◆ **Written exercise**
Copy each line below in which the string "name" occurs.

Rows from a dataset:

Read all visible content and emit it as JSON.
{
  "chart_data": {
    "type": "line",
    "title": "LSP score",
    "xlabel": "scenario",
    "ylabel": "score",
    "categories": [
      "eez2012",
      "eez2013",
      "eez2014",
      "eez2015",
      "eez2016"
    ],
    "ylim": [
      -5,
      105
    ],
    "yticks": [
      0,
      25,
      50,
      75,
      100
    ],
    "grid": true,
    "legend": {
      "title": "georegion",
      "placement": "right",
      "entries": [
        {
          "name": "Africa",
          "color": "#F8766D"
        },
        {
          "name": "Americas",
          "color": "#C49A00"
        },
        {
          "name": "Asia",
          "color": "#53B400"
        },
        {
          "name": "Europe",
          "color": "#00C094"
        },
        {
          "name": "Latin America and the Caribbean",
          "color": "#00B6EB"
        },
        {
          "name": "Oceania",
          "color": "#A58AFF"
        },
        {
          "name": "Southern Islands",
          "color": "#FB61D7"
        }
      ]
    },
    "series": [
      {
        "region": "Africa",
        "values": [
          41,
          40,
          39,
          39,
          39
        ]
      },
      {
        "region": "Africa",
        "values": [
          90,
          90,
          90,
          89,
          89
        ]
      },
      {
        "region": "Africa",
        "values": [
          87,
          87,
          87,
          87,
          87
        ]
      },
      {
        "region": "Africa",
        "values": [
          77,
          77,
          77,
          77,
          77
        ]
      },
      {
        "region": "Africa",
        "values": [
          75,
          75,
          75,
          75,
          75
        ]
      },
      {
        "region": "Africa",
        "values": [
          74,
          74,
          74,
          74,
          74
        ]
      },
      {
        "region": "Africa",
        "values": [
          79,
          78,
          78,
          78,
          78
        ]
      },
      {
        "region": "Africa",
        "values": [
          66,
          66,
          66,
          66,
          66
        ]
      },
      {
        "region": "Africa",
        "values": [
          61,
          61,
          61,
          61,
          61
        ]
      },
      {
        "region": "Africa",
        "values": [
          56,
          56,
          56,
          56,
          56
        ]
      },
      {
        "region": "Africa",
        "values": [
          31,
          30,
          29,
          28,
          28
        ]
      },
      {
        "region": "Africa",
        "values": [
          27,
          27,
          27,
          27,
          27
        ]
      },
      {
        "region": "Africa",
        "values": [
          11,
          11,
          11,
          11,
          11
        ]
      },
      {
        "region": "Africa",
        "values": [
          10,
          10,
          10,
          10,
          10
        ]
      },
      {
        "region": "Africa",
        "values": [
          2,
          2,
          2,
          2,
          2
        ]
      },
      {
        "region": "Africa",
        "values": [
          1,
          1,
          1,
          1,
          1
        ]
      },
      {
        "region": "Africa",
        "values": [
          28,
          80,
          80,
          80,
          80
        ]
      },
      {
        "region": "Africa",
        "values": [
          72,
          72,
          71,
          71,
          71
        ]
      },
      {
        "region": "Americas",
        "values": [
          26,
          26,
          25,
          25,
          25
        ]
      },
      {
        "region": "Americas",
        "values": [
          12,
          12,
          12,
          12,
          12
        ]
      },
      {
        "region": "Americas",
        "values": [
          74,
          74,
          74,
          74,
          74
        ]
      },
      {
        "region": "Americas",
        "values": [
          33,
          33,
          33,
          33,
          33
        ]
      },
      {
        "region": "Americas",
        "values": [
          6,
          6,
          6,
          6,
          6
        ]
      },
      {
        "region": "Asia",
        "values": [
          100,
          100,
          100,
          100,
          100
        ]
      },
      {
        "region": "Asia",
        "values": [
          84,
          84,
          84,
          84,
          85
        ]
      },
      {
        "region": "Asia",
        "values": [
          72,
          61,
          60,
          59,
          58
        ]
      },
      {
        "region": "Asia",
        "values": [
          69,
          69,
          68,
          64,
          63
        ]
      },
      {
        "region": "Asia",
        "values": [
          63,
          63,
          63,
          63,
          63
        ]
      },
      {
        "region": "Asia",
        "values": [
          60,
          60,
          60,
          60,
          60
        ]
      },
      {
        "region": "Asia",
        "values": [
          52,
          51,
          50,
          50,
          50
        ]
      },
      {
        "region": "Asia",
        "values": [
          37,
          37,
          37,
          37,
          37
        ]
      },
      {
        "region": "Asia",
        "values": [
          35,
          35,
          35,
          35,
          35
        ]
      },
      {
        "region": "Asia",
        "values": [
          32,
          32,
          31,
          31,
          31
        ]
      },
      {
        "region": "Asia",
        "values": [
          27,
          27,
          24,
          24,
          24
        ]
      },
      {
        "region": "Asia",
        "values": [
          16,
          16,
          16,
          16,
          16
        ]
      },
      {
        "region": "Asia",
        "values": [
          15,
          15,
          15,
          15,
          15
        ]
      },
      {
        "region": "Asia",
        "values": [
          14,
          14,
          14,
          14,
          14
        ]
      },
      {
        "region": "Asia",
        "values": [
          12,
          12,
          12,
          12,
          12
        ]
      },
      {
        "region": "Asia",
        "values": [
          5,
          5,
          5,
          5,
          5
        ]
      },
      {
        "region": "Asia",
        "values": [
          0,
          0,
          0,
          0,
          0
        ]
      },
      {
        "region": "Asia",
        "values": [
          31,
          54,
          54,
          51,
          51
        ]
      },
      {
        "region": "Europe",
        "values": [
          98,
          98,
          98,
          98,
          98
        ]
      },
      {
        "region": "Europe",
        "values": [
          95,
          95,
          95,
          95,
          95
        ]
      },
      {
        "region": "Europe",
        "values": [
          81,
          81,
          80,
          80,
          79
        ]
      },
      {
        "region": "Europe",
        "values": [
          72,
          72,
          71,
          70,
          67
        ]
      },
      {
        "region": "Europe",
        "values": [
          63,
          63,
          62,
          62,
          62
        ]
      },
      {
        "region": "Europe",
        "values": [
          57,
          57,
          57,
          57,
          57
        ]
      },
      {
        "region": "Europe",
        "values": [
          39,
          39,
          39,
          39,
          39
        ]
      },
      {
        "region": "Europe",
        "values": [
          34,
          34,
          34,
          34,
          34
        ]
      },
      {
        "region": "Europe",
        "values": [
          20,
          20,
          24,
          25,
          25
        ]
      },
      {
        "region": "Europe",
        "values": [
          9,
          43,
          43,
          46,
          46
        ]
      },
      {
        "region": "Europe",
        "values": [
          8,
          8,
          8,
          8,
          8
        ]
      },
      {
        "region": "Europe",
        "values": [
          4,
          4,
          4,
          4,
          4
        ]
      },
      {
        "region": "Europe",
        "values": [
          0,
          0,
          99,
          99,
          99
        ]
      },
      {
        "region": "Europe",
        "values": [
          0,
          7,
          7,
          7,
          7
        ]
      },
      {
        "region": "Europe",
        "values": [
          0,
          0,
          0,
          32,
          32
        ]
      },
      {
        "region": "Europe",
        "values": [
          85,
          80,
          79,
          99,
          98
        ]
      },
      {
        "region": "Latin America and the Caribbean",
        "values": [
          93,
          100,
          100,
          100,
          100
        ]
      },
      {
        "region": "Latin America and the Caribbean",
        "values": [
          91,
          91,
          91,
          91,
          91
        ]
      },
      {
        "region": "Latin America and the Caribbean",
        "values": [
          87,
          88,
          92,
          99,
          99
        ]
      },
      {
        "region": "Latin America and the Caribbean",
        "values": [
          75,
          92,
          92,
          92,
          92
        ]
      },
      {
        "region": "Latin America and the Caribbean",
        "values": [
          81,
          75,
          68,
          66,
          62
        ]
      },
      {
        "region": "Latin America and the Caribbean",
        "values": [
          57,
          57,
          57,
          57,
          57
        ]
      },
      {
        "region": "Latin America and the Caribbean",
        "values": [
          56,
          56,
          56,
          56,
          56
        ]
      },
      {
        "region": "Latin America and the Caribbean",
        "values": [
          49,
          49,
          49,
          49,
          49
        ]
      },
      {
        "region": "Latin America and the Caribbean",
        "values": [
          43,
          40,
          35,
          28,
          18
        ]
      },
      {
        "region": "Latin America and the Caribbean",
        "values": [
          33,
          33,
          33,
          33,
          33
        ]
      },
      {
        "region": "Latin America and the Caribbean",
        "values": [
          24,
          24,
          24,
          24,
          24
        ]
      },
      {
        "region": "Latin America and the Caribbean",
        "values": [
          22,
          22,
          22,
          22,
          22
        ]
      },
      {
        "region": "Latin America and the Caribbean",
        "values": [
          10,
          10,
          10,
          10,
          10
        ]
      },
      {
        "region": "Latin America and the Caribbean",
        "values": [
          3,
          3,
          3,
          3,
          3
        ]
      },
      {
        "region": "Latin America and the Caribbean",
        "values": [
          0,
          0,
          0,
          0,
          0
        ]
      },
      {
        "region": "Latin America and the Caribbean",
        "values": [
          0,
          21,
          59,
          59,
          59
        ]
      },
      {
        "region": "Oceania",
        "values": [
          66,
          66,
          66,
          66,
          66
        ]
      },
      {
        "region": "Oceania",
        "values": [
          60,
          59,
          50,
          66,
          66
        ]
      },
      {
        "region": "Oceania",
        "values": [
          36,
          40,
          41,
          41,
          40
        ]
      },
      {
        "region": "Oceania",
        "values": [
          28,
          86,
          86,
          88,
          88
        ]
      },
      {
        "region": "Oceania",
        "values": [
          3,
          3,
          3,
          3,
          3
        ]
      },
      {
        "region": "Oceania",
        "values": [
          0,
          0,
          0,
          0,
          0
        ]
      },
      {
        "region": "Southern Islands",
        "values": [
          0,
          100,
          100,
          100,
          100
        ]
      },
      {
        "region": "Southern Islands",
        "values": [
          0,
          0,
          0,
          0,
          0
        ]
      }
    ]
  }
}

◆ **Exercise output**
          "name": "Africa",
          "name": "Americas",
          "name": "Asia",
          "name": "Europe",
          "name": "Latin America and the Caribbean",
          "name": "Oceania",
          "name": "Southern Islands",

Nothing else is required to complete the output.